Holy Saturday: 'Make Sure He's Dead'
For many this is as true today as it was on the first Holy Saturday
Just as the Chief Priests and Pharisees gathered with Pilate to plan on keeping the tomb sealed and guarded with Christ inside, many today want to place a stone in the entrance of the Church, to keep him inside again. On Holy Saturday we remember that no matter how hard the world tries to keep Christ hidden, He bursts forth in resurrection glory through His Church.
I thought about that statement a lot after the service. It was not only the reason for the pierce of a lance but the tomb sealed and guarded.
The lance made sure that he was dead physically, as blood and water flowed from our savior's side; but he needed to remain dead in influence as well. The tomb was being closely watched that no one would steal the body and spread the rumor of a resurrection.
On Holy Saturday the world-without-Jesus thought it could now go back to life as normal. After three years of combating the ministry and miracles of this carpenter from Galilee, they could now return to a life they have defined for themselves. The Romans had taken care of a threat to Caesar's influence; the Sanhedrin has rid themselves of a threat to theirs.

Actions to take:
(1) Answer these questions about the Holy Saturday reflection:
(a) Who gathered with Pilate to plan on keeping the tomb sealed and guarded?
(b) What flowed from the savior's side when the lance pierced him?
(c) For how many years had the world-without-Jesus been combating the ministry and miracles of the carpenter from Galilee?
(2) Rewrite the stretch of the Holy Saturday reflection from "Holy Saturday: 'Make" through "through His Church.", swapping "Pharisees" for "scribes".
(3) Extend the Holy Saturday reflection by continuing it from where it stops.
The listing after this has no role in the work here.

Information provided:

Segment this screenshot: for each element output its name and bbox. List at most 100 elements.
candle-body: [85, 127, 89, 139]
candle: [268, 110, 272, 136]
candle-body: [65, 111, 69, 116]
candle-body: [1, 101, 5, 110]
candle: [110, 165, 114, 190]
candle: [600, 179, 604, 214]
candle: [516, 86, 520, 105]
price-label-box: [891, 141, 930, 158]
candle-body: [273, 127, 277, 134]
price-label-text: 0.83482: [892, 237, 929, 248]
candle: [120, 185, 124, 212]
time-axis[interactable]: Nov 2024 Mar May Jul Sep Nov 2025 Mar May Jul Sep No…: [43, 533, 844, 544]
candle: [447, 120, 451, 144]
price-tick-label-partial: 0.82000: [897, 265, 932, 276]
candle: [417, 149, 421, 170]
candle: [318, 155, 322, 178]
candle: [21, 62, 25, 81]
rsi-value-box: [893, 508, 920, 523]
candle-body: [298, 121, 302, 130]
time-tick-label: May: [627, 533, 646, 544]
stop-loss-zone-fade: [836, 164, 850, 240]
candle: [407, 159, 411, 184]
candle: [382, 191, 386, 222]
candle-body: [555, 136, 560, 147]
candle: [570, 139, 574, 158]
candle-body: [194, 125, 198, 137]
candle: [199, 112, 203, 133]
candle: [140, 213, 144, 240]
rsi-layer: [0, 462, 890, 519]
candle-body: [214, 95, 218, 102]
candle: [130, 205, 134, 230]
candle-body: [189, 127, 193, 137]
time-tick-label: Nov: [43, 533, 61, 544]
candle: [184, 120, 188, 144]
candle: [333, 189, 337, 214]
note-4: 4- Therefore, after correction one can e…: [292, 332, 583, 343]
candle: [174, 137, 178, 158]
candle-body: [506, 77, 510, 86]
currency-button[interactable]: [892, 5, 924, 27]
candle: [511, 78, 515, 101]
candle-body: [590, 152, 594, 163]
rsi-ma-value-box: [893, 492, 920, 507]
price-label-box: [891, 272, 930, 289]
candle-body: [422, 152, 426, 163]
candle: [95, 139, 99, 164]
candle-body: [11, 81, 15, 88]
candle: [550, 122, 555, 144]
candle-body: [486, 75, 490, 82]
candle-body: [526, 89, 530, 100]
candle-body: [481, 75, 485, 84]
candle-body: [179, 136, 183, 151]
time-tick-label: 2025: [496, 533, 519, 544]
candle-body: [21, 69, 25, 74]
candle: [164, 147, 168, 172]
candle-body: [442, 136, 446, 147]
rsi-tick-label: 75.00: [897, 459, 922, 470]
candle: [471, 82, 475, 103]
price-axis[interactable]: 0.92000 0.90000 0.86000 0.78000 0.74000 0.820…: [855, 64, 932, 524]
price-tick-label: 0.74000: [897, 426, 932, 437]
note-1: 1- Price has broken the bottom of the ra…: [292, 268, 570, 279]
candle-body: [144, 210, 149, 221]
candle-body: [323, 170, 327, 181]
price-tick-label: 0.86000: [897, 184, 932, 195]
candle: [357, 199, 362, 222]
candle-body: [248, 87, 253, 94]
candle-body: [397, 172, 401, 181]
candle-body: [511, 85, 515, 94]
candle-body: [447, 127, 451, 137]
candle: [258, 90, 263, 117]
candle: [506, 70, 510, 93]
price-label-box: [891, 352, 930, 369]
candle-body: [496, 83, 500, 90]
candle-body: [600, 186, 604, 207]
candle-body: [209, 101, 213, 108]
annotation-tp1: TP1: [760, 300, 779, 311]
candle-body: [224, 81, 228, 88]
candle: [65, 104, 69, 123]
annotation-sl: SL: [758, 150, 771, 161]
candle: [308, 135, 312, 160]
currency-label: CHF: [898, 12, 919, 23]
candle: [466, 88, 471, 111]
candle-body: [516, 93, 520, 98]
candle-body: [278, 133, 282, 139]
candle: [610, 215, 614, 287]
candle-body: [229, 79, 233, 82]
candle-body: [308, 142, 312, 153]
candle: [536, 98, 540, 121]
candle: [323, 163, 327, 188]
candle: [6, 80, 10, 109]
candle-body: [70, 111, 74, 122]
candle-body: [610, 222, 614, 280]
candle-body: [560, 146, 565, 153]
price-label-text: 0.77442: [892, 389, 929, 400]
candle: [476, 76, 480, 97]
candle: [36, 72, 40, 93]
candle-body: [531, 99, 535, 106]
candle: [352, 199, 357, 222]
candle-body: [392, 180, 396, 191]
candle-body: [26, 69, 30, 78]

Task-by-task answers:
(1)
(a) The Chief Priests and Pharisees.
(b) Blood and water.
(c) Three years.

(2)
Holy Saturday: 'Make Sure He's Dead'
For many this is as true today as it was on the first Holy Saturday
Just as the Chief Priests and scribes gathered with Pilate to plan on keeping the tomb sealed and guarded with Christ inside, many today want to place a stone in the entrance of the Church, to keep him inside again. On Holy Saturday we remember that no matter how hard the world tries to keep Christ hidden, He bursts forth in resurrection glory through His Church.

(3)
Holy Saturday is the part of the Triduum that is observed mostly by an absence of attention. To those of us who believe, it is reminds us of the hopelessness that would permanently have inhabited the world, had not the savior risen from the dead.
On the first Holy Saturday, the Jews maintained their custom. In Scripture, Luke simply states, "On the Sabbath they rested according to the commandment." (Luke 23:56b)
For the Romans, this was simply another day of activity. The streets of Jerusalem were quiet, as would be normally found, since it was the Sabbath. At the tomb, soldiers maintained their vigil near the stone with a Roman seal that blocked the entrance to the place where Jesus lay.
Their instructions were clear, anyone who attempted to take the body would be stopped at all costs.
It would seem that this is the world as many today would like it to be. Everyone simply going about their business in their own way, following whatever custom and tradition they personally embrace while the body of Christ remains buried.
They want Him to remain in the tomb where He can't do anything to mess up their way of life. They want Him silent and hidden. It makes their life easier; they can stay in control and not worry about such burdensome things as sin, righteousness and judgment.
The Congregation for the Divine Liturgy and the Discipline of the Sacraments, in their Directory on Popular Piety and the Liturgy, states
"146. On Holy Saturday, the Church pauses at the Lord's tomb, meditating his Passion and Death, his descent into Hell, and, with prayer and fasting, awaits his resurrection
"Popular piety should not be impervious to the peculiar character of Holy Saturday. The festive customs and practices connected with this day, on which the celebration of the Lord's resurrection was once anticipated, should be reserved for the vigil and for Easter Sunday.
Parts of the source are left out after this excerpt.